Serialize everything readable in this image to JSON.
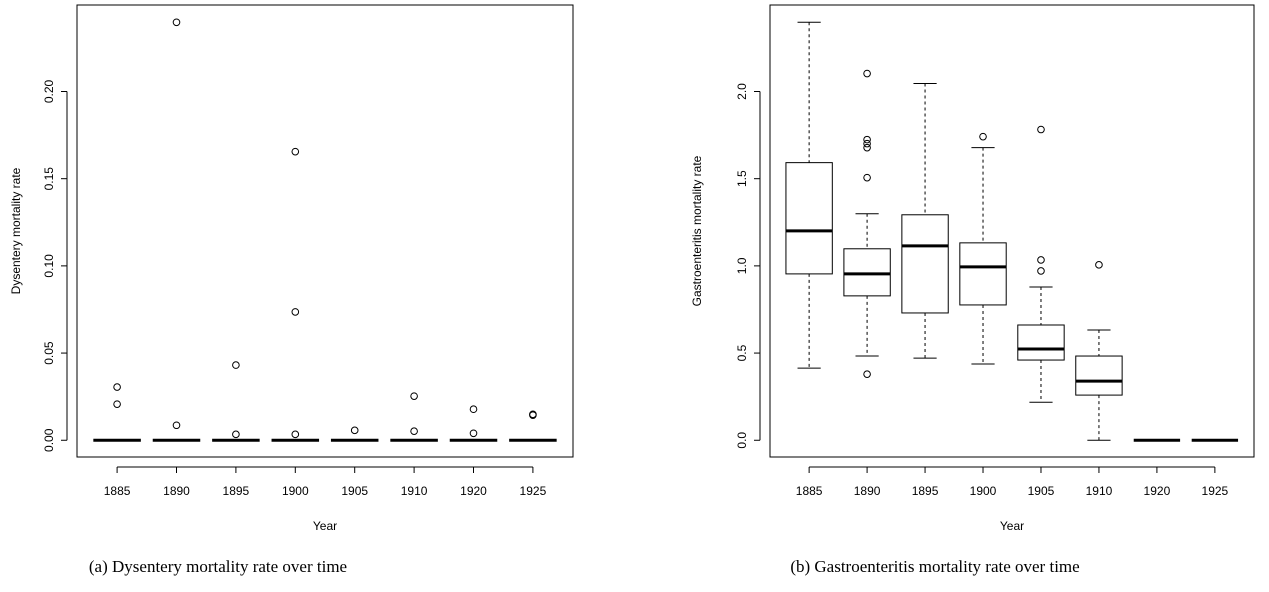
{
  "chart_data": [
    {
      "type": "box",
      "caption": "(a) Dysentery mortality rate over time",
      "x_label": "Year",
      "y_label": "Dysentery mortality rate",
      "categories": [
        "1885",
        "1890",
        "1895",
        "1900",
        "1905",
        "1910",
        "1920",
        "1925"
      ],
      "boxes": [
        {
          "min": 0,
          "q1": 0,
          "median": 0,
          "q3": 0,
          "max": 0,
          "outliers": [
            0.0305,
            0.0207
          ]
        },
        {
          "min": 0,
          "q1": 0,
          "median": 0,
          "q3": 0,
          "max": 0,
          "outliers": [
            0.2397,
            0.0086
          ]
        },
        {
          "min": 0,
          "q1": 0,
          "median": 0,
          "q3": 0,
          "max": 0,
          "outliers": [
            0.0431,
            0.0034
          ]
        },
        {
          "min": 0,
          "q1": 0,
          "median": 0,
          "q3": 0,
          "max": 0,
          "outliers": [
            0.1655,
            0.0736,
            0.0034
          ]
        },
        {
          "min": 0,
          "q1": 0,
          "median": 0,
          "q3": 0,
          "max": 0,
          "outliers": [
            0.0057
          ]
        },
        {
          "min": 0,
          "q1": 0,
          "median": 0,
          "q3": 0,
          "max": 0,
          "outliers": [
            0.0253,
            0.0052
          ]
        },
        {
          "min": 0,
          "q1": 0,
          "median": 0,
          "q3": 0,
          "max": 0,
          "outliers": [
            0.0178,
            0.004
          ]
        },
        {
          "min": 0,
          "q1": 0,
          "median": 0,
          "q3": 0,
          "max": 0,
          "outliers": [
            0.0149,
            0.0144
          ]
        }
      ],
      "ylim": [
        -0.0096,
        0.2496
      ],
      "yticks": [
        {
          "value": 0,
          "label": "0.00"
        },
        0.05,
        {
          "value": 0.1,
          "label": "0.10"
        },
        0.15,
        {
          "value": 0.2,
          "label": "0.20"
        }
      ]
    },
    {
      "type": "box",
      "caption": "(b) Gastroenteritis mortality rate over time",
      "x_label": "Year",
      "y_label": "Gastroenteritis mortality rate",
      "categories": [
        "1885",
        "1890",
        "1895",
        "1900",
        "1905",
        "1910",
        "1920",
        "1925"
      ],
      "boxes": [
        {
          "min": 0.414,
          "q1": 0.954,
          "median": 1.201,
          "q3": 1.592,
          "max": 2.397,
          "outliers": []
        },
        {
          "min": 0.483,
          "q1": 0.828,
          "median": 0.954,
          "q3": 1.098,
          "max": 1.299,
          "outliers": [
            2.103,
            1.724,
            1.701,
            1.678,
            1.506,
            0.379
          ]
        },
        {
          "min": 0.471,
          "q1": 0.73,
          "median": 1.115,
          "q3": 1.293,
          "max": 2.046,
          "outliers": []
        },
        {
          "min": 0.437,
          "q1": 0.776,
          "median": 0.994,
          "q3": 1.132,
          "max": 1.678,
          "outliers": [
            1.741
          ]
        },
        {
          "min": 0.218,
          "q1": 0.46,
          "median": 0.523,
          "q3": 0.661,
          "max": 0.879,
          "outliers": [
            1.782,
            1.034,
            0.971
          ]
        },
        {
          "min": 0,
          "q1": 0.259,
          "median": 0.339,
          "q3": 0.483,
          "max": 0.632,
          "outliers": [
            1.006
          ]
        },
        {
          "min": 0,
          "q1": 0,
          "median": 0,
          "q3": 0,
          "max": 0,
          "outliers": []
        },
        {
          "min": 0,
          "q1": 0,
          "median": 0,
          "q3": 0,
          "max": 0,
          "outliers": []
        }
      ],
      "ylim": [
        -0.096,
        2.496
      ],
      "yticks": [
        {
          "value": 0,
          "label": "0.0"
        },
        0.5,
        {
          "value": 1,
          "label": "1.0"
        },
        1.5,
        {
          "value": 2,
          "label": "2.0"
        }
      ]
    }
  ]
}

● ● ● ●

INSTRUCTIONS FOR THE TASK:
Write the entries above out again exactly, but not the pictures.

SOLVED PROBLEM:
Serialize everything readable in this image to JSON.
{
  "chart_data": [
    {
      "type": "box",
      "caption": "(a) Dysentery mortality rate over time",
      "x_label": "Year",
      "y_label": "Dysentery mortality rate",
      "categories": [
        "1885",
        "1890",
        "1895",
        "1900",
        "1905",
        "1910",
        "1920",
        "1925"
      ],
      "boxes": [
        {
          "min": 0,
          "q1": 0,
          "median": 0,
          "q3": 0,
          "max": 0,
          "outliers": [
            0.0305,
            0.0207
          ]
        },
        {
          "min": 0,
          "q1": 0,
          "median": 0,
          "q3": 0,
          "max": 0,
          "outliers": [
            0.2397,
            0.0086
          ]
        },
        {
          "min": 0,
          "q1": 0,
          "median": 0,
          "q3": 0,
          "max": 0,
          "outliers": [
            0.0431,
            0.0034
          ]
        },
        {
          "min": 0,
          "q1": 0,
          "median": 0,
          "q3": 0,
          "max": 0,
          "outliers": [
            0.1655,
            0.0736,
            0.0034
          ]
        },
        {
          "min": 0,
          "q1": 0,
          "median": 0,
          "q3": 0,
          "max": 0,
          "outliers": [
            0.0057
          ]
        },
        {
          "min": 0,
          "q1": 0,
          "median": 0,
          "q3": 0,
          "max": 0,
          "outliers": [
            0.0253,
            0.0052
          ]
        },
        {
          "min": 0,
          "q1": 0,
          "median": 0,
          "q3": 0,
          "max": 0,
          "outliers": [
            0.0178,
            0.004
          ]
        },
        {
          "min": 0,
          "q1": 0,
          "median": 0,
          "q3": 0,
          "max": 0,
          "outliers": [
            0.0149,
            0.0144
          ]
        }
      ],
      "ylim": [
        -0.0096,
        0.2496
      ],
      "yticks": [
        {
          "value": 0,
          "label": "0.00"
        },
        0.05,
        {
          "value": 0.1,
          "label": "0.10"
        },
        0.15,
        {
          "value": 0.2,
          "label": "0.20"
        }
      ]
    },
    {
      "type": "box",
      "caption": "(b) Gastroenteritis mortality rate over time",
      "x_label": "Year",
      "y_label": "Gastroenteritis mortality rate",
      "categories": [
        "1885",
        "1890",
        "1895",
        "1900",
        "1905",
        "1910",
        "1920",
        "1925"
      ],
      "boxes": [
        {
          "min": 0.414,
          "q1": 0.954,
          "median": 1.201,
          "q3": 1.592,
          "max": 2.397,
          "outliers": []
        },
        {
          "min": 0.483,
          "q1": 0.828,
          "median": 0.954,
          "q3": 1.098,
          "max": 1.299,
          "outliers": [
            2.103,
            1.724,
            1.701,
            1.678,
            1.506,
            0.379
          ]
        },
        {
          "min": 0.471,
          "q1": 0.73,
          "median": 1.115,
          "q3": 1.293,
          "max": 2.046,
          "outliers": []
        },
        {
          "min": 0.437,
          "q1": 0.776,
          "median": 0.994,
          "q3": 1.132,
          "max": 1.678,
          "outliers": [
            1.741
          ]
        },
        {
          "min": 0.218,
          "q1": 0.46,
          "median": 0.523,
          "q3": 0.661,
          "max": 0.879,
          "outliers": [
            1.782,
            1.034,
            0.971
          ]
        },
        {
          "min": 0,
          "q1": 0.259,
          "median": 0.339,
          "q3": 0.483,
          "max": 0.632,
          "outliers": [
            1.006
          ]
        },
        {
          "min": 0,
          "q1": 0,
          "median": 0,
          "q3": 0,
          "max": 0,
          "outliers": []
        },
        {
          "min": 0,
          "q1": 0,
          "median": 0,
          "q3": 0,
          "max": 0,
          "outliers": []
        }
      ],
      "ylim": [
        -0.096,
        2.496
      ],
      "yticks": [
        {
          "value": 0,
          "label": "0.0"
        },
        0.5,
        {
          "value": 1,
          "label": "1.0"
        },
        1.5,
        {
          "value": 2,
          "label": "2.0"
        }
      ]
    }
  ]
}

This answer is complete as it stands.